### Required actions:
**1)** Transcribe the passage of the essay on meaning and faith starting with "It is, then, with" and going on through "his creator, etc.).".
**2)** Rewrite the records from their start through the line containing "wind-vector-arrow bbox=[339, 164, 359, 167]", replacing "isotach" with "isoline" and changing nothing else. Give only those lines.

As humans we create meaning, even if we ultimately resolve that life is meaningless. Our outlook is still the result of deliberation, however dejected. It is, in fact, those insisting only God can imbue meaning (since He created everything) who argue that the absence of God obviates meaning. This position, inculcated by rote, isn’t merely flawed intellectually; it’s defective, morally. The correlation between religious fanaticism and the violence it can inspire—and provide cover for—is well-documented. Disturbingly, the thin line between faith and desolation is reason enough to be grateful many would-be sociopaths are compelled by their belief, or suspension of belief, to determine there’s actual value (or, again, meaning) in their own existence; there’s motivation to choose amity over annihilation.

It is, then, with Batty, that the film turns typical theology upside down.  The redeeming (and, redeemed) character is, in a sense, dying for the sins of others, but will receive neither reward nor restoration. Not for nothing does Tyrell, after confirming Batty’s worst fears, declare him to be “the prodigal son.” Certainly, one could make a career out of the religious imagery invoked throughout the narrative (the nails in the palms, the brutal beating he suffers, the futile entreaty to his creator, etc.).

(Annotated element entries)
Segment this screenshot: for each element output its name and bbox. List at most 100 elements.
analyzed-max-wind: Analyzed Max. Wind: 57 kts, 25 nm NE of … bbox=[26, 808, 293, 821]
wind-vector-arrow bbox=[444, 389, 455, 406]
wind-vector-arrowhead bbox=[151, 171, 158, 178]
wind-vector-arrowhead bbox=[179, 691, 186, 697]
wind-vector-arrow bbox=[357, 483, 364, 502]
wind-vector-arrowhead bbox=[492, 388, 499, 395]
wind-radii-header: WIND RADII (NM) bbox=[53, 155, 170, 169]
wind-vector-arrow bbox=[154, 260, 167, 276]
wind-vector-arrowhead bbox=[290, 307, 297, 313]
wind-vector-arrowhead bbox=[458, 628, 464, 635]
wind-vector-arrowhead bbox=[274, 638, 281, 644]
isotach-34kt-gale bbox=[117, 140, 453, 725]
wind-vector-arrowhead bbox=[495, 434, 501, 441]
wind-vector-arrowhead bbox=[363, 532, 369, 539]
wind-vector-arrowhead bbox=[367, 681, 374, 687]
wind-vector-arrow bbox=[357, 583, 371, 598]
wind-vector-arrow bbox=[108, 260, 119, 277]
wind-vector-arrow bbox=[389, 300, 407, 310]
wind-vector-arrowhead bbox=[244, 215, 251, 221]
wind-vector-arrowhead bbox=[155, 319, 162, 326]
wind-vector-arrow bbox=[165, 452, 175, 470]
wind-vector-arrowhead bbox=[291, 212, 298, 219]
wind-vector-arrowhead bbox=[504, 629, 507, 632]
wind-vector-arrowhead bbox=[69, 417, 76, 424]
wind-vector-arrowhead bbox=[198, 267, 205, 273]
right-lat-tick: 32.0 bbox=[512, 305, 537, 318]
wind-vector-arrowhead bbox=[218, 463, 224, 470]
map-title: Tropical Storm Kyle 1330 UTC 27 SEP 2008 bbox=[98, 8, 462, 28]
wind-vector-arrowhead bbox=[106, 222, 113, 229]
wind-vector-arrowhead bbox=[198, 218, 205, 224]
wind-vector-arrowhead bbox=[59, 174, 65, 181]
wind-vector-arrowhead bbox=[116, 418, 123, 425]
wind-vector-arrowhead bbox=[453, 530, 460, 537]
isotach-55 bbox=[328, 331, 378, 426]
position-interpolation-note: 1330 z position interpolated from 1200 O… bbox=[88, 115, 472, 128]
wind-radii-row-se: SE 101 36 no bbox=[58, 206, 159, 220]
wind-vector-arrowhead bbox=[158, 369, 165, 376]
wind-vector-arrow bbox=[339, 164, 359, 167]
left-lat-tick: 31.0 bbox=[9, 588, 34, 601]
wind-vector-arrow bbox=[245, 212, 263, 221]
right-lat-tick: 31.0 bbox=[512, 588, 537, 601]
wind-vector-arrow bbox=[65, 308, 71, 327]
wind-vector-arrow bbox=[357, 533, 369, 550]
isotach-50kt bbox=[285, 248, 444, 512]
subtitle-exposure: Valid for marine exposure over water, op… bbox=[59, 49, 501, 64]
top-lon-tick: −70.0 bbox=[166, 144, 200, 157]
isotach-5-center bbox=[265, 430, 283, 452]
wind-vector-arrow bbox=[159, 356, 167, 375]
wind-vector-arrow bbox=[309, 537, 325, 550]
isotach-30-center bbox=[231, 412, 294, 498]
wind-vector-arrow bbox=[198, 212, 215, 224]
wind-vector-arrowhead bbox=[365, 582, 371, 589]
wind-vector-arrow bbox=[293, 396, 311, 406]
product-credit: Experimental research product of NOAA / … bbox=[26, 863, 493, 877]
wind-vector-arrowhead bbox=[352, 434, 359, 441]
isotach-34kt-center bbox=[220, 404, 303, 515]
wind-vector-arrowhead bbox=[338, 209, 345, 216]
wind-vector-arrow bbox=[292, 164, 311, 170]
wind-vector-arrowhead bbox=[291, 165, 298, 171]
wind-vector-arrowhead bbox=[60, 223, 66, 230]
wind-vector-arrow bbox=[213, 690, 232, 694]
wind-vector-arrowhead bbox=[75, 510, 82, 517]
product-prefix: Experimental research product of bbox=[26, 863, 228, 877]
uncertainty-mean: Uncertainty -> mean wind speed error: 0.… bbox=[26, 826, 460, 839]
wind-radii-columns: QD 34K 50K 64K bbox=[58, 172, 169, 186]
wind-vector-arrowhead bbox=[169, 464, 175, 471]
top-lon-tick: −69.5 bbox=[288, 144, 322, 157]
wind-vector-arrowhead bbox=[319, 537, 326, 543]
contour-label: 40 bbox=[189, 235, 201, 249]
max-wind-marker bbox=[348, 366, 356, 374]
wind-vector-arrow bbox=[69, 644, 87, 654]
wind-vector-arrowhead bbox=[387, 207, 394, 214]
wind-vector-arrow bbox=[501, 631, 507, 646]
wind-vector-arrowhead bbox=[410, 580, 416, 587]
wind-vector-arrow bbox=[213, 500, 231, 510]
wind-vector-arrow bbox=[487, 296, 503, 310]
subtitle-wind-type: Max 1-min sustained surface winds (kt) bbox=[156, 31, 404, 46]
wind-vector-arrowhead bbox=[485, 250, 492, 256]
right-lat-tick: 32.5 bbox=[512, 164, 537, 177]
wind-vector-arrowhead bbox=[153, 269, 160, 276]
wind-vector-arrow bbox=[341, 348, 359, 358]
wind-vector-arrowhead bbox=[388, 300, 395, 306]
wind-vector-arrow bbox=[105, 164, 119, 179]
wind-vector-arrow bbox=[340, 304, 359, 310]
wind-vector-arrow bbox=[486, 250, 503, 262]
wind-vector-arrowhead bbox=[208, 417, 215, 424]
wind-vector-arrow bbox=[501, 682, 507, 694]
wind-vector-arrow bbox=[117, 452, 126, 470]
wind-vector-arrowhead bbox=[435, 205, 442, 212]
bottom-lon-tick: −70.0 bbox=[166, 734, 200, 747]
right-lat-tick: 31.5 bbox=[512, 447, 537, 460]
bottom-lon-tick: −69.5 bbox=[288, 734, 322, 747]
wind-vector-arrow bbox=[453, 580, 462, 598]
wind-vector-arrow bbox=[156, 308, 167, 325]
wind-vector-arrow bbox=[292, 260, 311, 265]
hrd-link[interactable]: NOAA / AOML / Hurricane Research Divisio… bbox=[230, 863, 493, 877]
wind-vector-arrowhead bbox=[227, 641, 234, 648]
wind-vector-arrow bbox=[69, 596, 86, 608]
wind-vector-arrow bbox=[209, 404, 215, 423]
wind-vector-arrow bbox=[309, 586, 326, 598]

### Worked solutions:
**1)**
It is, then, with Batty, that the film turns typical theology upside down.  The redeeming (and, redeemed) character is, in a sense, dying for the sins of others, but will receive neither reward nor restoration. Not for nothing does Tyrell, after confirming Batty’s worst fears, declare him to be “the prodigal son.” Certainly, one could make a career out of the religious imagery invoked throughout the narrative (the nails in the palms, the brutal beating he suffers, the futile entreaty to his creator, etc.).

**2)**
Segment this screenshot: for each element output its name and bbox. List at most 100 elements.
analyzed-max-wind: Analyzed Max. Wind: 57 kts, 25 nm NE of … bbox=[26, 808, 293, 821]
wind-vector-arrow bbox=[444, 389, 455, 406]
wind-vector-arrowhead bbox=[151, 171, 158, 178]
wind-vector-arrowhead bbox=[179, 691, 186, 697]
wind-vector-arrow bbox=[357, 483, 364, 502]
wind-vector-arrowhead bbox=[492, 388, 499, 395]
wind-radii-header: WIND RADII (NM) bbox=[53, 155, 170, 169]
wind-vector-arrow bbox=[154, 260, 167, 276]
wind-vector-arrowhead bbox=[290, 307, 297, 313]
wind-vector-arrowhead bbox=[458, 628, 464, 635]
wind-vector-arrowhead bbox=[274, 638, 281, 644]
isoline-34kt-gale bbox=[117, 140, 453, 725]
wind-vector-arrowhead bbox=[495, 434, 501, 441]
wind-vector-arrowhead bbox=[363, 532, 369, 539]
wind-vector-arrowhead bbox=[367, 681, 374, 687]
wind-vector-arrow bbox=[357, 583, 371, 598]
wind-vector-arrow bbox=[108, 260, 119, 277]
wind-vector-arrow bbox=[389, 300, 407, 310]
wind-vector-arrowhead bbox=[244, 215, 251, 221]
wind-vector-arrowhead bbox=[155, 319, 162, 326]
wind-vector-arrow bbox=[165, 452, 175, 470]
wind-vector-arrowhead bbox=[291, 212, 298, 219]
wind-vector-arrowhead bbox=[504, 629, 507, 632]
wind-vector-arrowhead bbox=[69, 417, 76, 424]
wind-vector-arrowhead bbox=[198, 267, 205, 273]
right-lat-tick: 32.0 bbox=[512, 305, 537, 318]
wind-vector-arrowhead bbox=[218, 463, 224, 470]
map-title: Tropical Storm Kyle 1330 UTC 27 SEP 2008 bbox=[98, 8, 462, 28]
wind-vector-arrowhead bbox=[106, 222, 113, 229]
wind-vector-arrowhead bbox=[198, 218, 205, 224]
wind-vector-arrowhead bbox=[59, 174, 65, 181]
wind-vector-arrowhead bbox=[116, 418, 123, 425]
wind-vector-arrowhead bbox=[453, 530, 460, 537]
isoline-55 bbox=[328, 331, 378, 426]
position-interpolation-note: 1330 z position interpolated from 1200 O… bbox=[88, 115, 472, 128]
wind-radii-row-se: SE 101 36 no bbox=[58, 206, 159, 220]
wind-vector-arrowhead bbox=[158, 369, 165, 376]
wind-vector-arrow bbox=[339, 164, 359, 167]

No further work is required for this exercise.